─── Supplied records ───

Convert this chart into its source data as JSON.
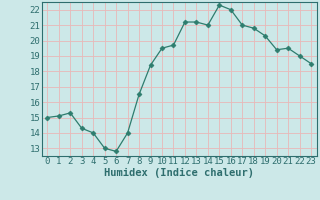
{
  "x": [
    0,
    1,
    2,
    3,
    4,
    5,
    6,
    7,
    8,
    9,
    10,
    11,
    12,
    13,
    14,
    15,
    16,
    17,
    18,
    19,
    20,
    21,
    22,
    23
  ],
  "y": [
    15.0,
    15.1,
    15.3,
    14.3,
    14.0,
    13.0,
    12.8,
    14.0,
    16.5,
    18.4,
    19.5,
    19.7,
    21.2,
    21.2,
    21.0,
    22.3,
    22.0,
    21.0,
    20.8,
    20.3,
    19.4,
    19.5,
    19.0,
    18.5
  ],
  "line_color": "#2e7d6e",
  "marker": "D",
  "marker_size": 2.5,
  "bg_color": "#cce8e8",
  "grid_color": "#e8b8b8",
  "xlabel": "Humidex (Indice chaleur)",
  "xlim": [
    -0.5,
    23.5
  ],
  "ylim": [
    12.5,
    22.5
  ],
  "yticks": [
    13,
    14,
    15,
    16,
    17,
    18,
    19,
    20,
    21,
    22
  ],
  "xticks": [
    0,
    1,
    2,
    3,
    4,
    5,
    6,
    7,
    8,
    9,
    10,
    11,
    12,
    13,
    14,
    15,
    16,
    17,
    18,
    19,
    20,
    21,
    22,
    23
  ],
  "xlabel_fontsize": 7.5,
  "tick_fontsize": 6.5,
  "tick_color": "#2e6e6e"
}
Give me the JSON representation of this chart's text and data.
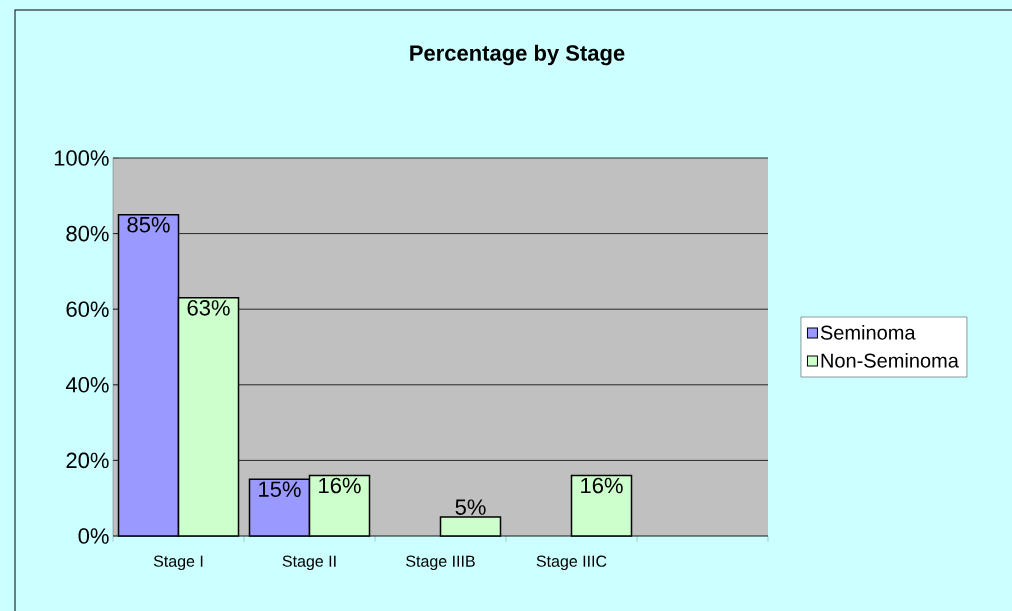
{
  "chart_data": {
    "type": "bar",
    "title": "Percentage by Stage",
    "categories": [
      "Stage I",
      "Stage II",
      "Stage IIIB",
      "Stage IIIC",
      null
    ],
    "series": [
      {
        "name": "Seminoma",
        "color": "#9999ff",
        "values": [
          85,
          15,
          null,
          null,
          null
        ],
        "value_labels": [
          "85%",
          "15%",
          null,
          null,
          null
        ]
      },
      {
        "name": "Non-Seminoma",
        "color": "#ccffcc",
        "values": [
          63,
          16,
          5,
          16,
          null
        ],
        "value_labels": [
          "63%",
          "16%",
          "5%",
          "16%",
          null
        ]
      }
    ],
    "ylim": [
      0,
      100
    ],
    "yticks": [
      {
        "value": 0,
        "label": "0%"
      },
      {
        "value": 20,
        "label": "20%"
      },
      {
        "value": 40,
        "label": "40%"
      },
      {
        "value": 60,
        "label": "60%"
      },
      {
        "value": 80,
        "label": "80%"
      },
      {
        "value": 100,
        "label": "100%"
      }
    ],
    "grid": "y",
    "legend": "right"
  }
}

───

- _Description of the task_
Gather, from the listing above, every line carrying the word "JSON".

- _Full response_
Convert this chart into its source data as JSON.
Give me the JSON representation of this chart's text and data.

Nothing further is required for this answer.